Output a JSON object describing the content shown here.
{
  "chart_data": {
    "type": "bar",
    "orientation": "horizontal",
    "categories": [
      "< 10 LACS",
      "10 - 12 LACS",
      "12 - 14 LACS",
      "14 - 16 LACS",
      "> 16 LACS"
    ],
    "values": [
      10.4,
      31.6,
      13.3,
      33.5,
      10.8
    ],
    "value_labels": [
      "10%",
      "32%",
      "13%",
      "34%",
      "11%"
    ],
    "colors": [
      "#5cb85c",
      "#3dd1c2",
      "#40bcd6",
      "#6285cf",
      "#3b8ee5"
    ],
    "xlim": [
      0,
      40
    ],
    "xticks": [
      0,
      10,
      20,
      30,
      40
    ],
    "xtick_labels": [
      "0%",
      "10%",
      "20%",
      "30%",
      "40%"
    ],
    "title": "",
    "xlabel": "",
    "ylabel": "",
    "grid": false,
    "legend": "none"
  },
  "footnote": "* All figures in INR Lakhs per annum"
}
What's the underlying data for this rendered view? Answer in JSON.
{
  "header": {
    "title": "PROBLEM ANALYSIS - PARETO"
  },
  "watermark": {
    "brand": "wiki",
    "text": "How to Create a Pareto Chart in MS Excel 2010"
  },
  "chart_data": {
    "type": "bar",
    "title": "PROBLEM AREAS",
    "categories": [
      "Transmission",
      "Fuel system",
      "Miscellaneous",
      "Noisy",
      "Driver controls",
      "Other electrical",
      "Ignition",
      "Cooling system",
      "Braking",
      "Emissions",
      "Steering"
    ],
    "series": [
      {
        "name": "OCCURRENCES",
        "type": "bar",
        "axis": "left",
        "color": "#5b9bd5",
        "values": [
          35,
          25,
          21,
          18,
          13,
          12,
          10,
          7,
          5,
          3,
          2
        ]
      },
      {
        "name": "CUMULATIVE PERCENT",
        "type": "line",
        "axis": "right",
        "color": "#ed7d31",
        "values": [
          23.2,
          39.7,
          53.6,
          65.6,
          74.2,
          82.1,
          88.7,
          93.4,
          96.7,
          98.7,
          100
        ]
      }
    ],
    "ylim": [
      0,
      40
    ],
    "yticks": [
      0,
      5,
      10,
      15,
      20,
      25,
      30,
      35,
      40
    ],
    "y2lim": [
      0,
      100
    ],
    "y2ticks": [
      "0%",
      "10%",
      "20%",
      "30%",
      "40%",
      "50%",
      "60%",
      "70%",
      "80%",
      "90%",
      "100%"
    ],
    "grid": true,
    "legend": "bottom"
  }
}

* **EXERCISE INSTRUCTIONS**: Output all of the data above without any alteration.

* **RESPONSE FOR THIS EXERCISE**:
Output a JSON object describing the content shown here.
{
  "chart_data": {
    "type": "bar",
    "orientation": "horizontal",
    "categories": [
      "< 10 LACS",
      "10 - 12 LACS",
      "12 - 14 LACS",
      "14 - 16 LACS",
      "> 16 LACS"
    ],
    "values": [
      10.4,
      31.6,
      13.3,
      33.5,
      10.8
    ],
    "value_labels": [
      "10%",
      "32%",
      "13%",
      "34%",
      "11%"
    ],
    "colors": [
      "#5cb85c",
      "#3dd1c2",
      "#40bcd6",
      "#6285cf",
      "#3b8ee5"
    ],
    "xlim": [
      0,
      40
    ],
    "xticks": [
      0,
      10,
      20,
      30,
      40
    ],
    "xtick_labels": [
      "0%",
      "10%",
      "20%",
      "30%",
      "40%"
    ],
    "title": "",
    "xlabel": "",
    "ylabel": "",
    "grid": false,
    "legend": "none"
  },
  "footnote": "* All figures in INR Lakhs per annum"
}
What's the underlying data for this rendered view? Answer in JSON.
{
  "header": {
    "title": "PROBLEM ANALYSIS - PARETO"
  },
  "watermark": {
    "brand": "wiki",
    "text": "How to Create a Pareto Chart in MS Excel 2010"
  },
  "chart_data": {
    "type": "bar",
    "title": "PROBLEM AREAS",
    "categories": [
      "Transmission",
      "Fuel system",
      "Miscellaneous",
      "Noisy",
      "Driver controls",
      "Other electrical",
      "Ignition",
      "Cooling system",
      "Braking",
      "Emissions",
      "Steering"
    ],
    "series": [
      {
        "name": "OCCURRENCES",
        "type": "bar",
        "axis": "left",
        "color": "#5b9bd5",
        "values": [
          35,
          25,
          21,
          18,
          13,
          12,
          10,
          7,
          5,
          3,
          2
        ]
      },
      {
        "name": "CUMULATIVE PERCENT",
        "type": "line",
        "axis": "right",
        "color": "#ed7d31",
        "values": [
          23.2,
          39.7,
          53.6,
          65.6,
          74.2,
          82.1,
          88.7,
          93.4,
          96.7,
          98.7,
          100
        ]
      }
    ],
    "ylim": [
      0,
      40
    ],
    "yticks": [
      0,
      5,
      10,
      15,
      20,
      25,
      30,
      35,
      40
    ],
    "y2lim": [
      0,
      100
    ],
    "y2ticks": [
      "0%",
      "10%",
      "20%",
      "30%",
      "40%",
      "50%",
      "60%",
      "70%",
      "80%",
      "90%",
      "100%"
    ],
    "grid": true,
    "legend": "bottom"
  }
}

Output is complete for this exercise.